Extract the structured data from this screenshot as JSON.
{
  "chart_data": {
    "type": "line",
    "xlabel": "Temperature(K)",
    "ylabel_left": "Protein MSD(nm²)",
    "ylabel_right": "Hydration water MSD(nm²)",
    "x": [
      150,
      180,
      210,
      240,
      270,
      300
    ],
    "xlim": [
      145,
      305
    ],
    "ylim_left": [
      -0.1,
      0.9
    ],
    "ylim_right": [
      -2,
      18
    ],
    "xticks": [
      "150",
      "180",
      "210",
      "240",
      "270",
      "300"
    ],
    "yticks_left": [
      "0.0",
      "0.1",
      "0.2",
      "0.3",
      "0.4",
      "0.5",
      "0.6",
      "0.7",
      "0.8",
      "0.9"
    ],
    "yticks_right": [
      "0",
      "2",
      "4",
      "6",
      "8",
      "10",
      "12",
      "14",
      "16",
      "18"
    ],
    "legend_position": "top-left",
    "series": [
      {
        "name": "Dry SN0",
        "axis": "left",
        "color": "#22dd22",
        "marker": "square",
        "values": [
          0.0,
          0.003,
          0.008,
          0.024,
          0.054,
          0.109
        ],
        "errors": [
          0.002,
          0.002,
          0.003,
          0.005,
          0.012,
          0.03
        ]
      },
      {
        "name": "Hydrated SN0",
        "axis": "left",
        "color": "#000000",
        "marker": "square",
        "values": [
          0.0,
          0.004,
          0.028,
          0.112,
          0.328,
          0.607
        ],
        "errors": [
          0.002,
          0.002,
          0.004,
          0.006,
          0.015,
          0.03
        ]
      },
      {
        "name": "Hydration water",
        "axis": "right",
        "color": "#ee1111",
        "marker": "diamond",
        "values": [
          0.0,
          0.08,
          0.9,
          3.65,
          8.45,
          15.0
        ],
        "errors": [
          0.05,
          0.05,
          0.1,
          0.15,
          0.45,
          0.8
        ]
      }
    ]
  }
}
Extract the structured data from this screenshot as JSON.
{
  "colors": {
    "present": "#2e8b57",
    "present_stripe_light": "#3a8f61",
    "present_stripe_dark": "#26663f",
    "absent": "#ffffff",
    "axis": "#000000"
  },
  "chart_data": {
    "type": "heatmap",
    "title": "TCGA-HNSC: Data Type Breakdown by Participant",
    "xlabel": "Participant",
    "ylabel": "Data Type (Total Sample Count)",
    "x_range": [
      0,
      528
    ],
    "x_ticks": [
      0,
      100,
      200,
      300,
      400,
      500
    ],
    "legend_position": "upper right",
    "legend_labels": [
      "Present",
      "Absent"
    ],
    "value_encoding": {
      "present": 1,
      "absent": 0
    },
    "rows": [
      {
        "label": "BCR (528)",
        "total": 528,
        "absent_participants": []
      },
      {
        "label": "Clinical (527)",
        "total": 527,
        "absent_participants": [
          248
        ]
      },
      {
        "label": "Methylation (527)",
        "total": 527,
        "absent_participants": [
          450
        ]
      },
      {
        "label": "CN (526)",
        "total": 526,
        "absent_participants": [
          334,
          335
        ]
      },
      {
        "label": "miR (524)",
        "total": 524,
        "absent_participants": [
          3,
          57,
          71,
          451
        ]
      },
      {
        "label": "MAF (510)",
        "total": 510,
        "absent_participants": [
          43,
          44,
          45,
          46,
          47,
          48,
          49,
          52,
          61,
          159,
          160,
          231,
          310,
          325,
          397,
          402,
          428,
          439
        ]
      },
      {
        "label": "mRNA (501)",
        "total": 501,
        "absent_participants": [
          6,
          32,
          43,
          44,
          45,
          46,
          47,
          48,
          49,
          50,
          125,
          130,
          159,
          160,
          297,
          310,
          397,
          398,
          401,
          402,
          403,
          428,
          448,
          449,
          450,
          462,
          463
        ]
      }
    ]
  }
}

------------------------------------------------

WORK TO COMPLETE -
In the entries above, find each line that includes the string "Hydration" and copy it.

REPLY -
    "ylabel_right": "Hydration water MSD(nm²)",
        "name": "Hydration water",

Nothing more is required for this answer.